Aufgaben:
- A) Wann und wo findet laut dem Text über das Umwelt-Verbandsklagerecht die Mahnwache von Greenpeace Regensburg statt?
- B) Ändern Sie im Text über das Umwelt-Verbandsklagerecht den Abschnitt von „Mit einer Mahnwache“ bis „Abbau demokratischer Mitwirkungsrechte.“, indem Sie „Mahnwache“ überall durch „Kundgebung“ ersetzen.
- C) Wie könnte der Text über das Umwelt-Verbandsklagerecht nach seinem letzten Satz weitergehen? Schreiben Sie ihn fort.

Mit einer Mahnwache macht Greenpeace in Regensburg auf die drohende Einschränkung des Umwelt-Verbandsklagerechts aufmerksam. Dieses Recht ist ein zentrales Werkzeug, um Umweltverstöße aufzudecken und Natur wirksam zu schützen. Die Aktion ist am Neupfarrplatz geplant.
Am Samstag, den 24. Januar 2026, ruft Greenpeace Regensburg zu einer Mahnwache am Neupfarrplatz von 13:00 Uhr bis 14:00 Uhr auf. Anlass ist die geplante Einschränkung des Umwelt-Verbandsklagerechts – eines zentralen Instruments zum Schutz von Natur und Umwelt. Die Aktion setzt ein deutliches Zeichen gegen den Abbau demokratischer Mitwirkungsrechte.
„Ein gefährlicher Angriff auf grundlegende Umwelt- und Beteiligungsrechte“
Mit der Aktion protestiert Greenpeace Regensburg wiederholt gegen die geplante Einschränkung des Umwelt-Verbandsklagerechts. Dieses Recht ermöglicht es anerkannten Umweltorganisationen, gegen rechtswidrige Genehmigungen zu klagen und so Natur und Umwelt wirksam zu schützen. Die derzeit diskutierten gesetzlichen Änderungen würden dieses zentrale Instrument erheblich schwächen.

Datenauszug:
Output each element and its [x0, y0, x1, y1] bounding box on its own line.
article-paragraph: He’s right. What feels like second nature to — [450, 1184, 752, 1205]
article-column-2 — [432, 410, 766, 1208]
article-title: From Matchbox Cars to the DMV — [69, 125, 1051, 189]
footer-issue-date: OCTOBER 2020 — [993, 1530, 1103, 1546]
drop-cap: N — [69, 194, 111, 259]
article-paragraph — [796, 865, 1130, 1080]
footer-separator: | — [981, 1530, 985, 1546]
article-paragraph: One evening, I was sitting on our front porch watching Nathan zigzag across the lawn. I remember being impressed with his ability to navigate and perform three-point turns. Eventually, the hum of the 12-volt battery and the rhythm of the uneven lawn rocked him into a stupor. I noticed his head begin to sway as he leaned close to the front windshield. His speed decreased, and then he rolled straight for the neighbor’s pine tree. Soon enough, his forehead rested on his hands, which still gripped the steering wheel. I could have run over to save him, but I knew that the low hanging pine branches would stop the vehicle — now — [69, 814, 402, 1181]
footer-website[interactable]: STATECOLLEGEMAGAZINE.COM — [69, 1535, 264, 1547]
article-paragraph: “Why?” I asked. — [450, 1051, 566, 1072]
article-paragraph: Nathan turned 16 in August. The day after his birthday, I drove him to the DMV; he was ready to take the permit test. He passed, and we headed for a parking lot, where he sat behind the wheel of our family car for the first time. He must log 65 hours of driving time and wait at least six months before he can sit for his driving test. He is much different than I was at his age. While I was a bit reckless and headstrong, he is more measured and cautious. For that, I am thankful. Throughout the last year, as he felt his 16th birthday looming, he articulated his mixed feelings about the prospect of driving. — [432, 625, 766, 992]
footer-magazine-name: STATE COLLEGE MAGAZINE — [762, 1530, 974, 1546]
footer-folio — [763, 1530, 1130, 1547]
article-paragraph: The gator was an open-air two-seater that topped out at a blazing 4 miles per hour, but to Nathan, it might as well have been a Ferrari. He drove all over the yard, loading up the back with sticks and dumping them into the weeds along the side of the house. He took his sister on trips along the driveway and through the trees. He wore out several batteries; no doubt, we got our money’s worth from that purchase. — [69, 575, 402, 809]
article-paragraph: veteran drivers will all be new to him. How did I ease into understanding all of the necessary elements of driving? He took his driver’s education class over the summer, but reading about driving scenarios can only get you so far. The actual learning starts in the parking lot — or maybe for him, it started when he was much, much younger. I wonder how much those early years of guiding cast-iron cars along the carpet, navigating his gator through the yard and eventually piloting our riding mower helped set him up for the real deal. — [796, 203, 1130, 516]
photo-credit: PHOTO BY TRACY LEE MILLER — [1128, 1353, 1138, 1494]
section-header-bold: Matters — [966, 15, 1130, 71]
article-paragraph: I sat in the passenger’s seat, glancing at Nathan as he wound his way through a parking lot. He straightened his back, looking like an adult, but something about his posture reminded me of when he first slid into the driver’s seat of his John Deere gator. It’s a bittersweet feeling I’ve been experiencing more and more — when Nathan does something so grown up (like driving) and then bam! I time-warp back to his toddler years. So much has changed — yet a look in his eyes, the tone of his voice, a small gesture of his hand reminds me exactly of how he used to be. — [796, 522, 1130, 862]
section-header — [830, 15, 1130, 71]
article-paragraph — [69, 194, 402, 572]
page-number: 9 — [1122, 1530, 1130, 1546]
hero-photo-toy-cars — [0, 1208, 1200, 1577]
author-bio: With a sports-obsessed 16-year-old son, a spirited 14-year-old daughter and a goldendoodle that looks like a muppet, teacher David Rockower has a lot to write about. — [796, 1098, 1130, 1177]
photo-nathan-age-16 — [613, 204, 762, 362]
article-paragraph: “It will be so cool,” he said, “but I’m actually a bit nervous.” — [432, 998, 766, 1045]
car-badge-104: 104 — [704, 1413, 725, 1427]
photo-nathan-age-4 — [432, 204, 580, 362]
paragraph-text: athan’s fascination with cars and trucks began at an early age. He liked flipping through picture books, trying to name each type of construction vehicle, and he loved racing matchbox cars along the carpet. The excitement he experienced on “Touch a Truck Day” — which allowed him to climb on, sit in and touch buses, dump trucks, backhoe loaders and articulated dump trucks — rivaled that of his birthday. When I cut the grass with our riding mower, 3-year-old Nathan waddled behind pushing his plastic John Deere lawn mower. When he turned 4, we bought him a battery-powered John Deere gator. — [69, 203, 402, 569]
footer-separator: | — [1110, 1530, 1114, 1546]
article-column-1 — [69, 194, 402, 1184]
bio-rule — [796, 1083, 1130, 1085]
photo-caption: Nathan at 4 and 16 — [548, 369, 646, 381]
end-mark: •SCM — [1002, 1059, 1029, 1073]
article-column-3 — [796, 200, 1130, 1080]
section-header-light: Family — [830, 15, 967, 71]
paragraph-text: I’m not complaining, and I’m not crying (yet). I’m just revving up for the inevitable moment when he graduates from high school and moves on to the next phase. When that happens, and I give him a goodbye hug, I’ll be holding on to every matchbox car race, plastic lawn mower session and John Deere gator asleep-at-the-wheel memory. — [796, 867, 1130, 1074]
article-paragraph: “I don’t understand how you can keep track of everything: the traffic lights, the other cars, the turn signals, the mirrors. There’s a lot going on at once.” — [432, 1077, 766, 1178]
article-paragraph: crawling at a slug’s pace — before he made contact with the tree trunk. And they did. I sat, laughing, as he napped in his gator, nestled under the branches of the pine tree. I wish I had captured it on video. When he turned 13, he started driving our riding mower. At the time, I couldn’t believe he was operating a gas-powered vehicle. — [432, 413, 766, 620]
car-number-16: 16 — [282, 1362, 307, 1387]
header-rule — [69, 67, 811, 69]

Lösungen:
- A) Am Samstag, den 24. Januar 2026, von 13:00 Uhr bis 14:00 Uhr am Neupfarrplatz.

- B)
Mit einer Kundgebung macht Greenpeace in Regensburg auf die drohende Einschränkung des Umwelt-Verbandsklagerechts aufmerksam. Dieses Recht ist ein zentrales Werkzeug, um Umweltverstöße aufzudecken und Natur wirksam zu schützen. Die Aktion ist am Neupfarrplatz geplant.
Am Samstag, den 24. Januar 2026, ruft Greenpeace Regensburg zu einer Kundgebung am Neupfarrplatz von 13:00 Uhr bis 14:00 Uhr auf. Anlass ist die geplante Einschränkung des Umwelt-Verbandsklagerechts – eines zentralen Instruments zum Schutz von Natur und Umwelt. Die Aktion setzt ein deutliches Zeichen gegen den Abbau demokratischer Mitwirkungsrechte.

- C)
Nach Einschätzung von Greenpeace Regensburg hätte eine Einschränkung des Umwelt-Verbandsklagerechts gravierende Folgen: Umweltauflagen könnten leichter umgangen werden, während Rechtsverstöße seltener aufgedeckt und geahndet würden.
„Die geplante Beschneidung des Umwelt-Verbandsklagerechts ist ein gefährlicher Angriff auf grundlegende Umwelt- und Beteiligungsrechte“, erklärt Greenpeace Regensburg. „Wer Umweltorganisationen schwächt, nimmt der Natur eine entscheidende Stimme vor Gericht.“
Mit der Mahnwache fordert Greenpeace Regensburg den uneingeschränkten Erhalt des Umwelt-Verbandsklagerechts und setzt ein deutliches Zeichen gegen den Abbau demokratischer Mitwirkungsmöglichkeiten im Umwelt- und Naturschutz. Gerade angesichts der sich zuspitzenden Umwelt- und Klimakrisen seien starke zivilgesellschaftliche Kontrollmechanismen unverzichtbar.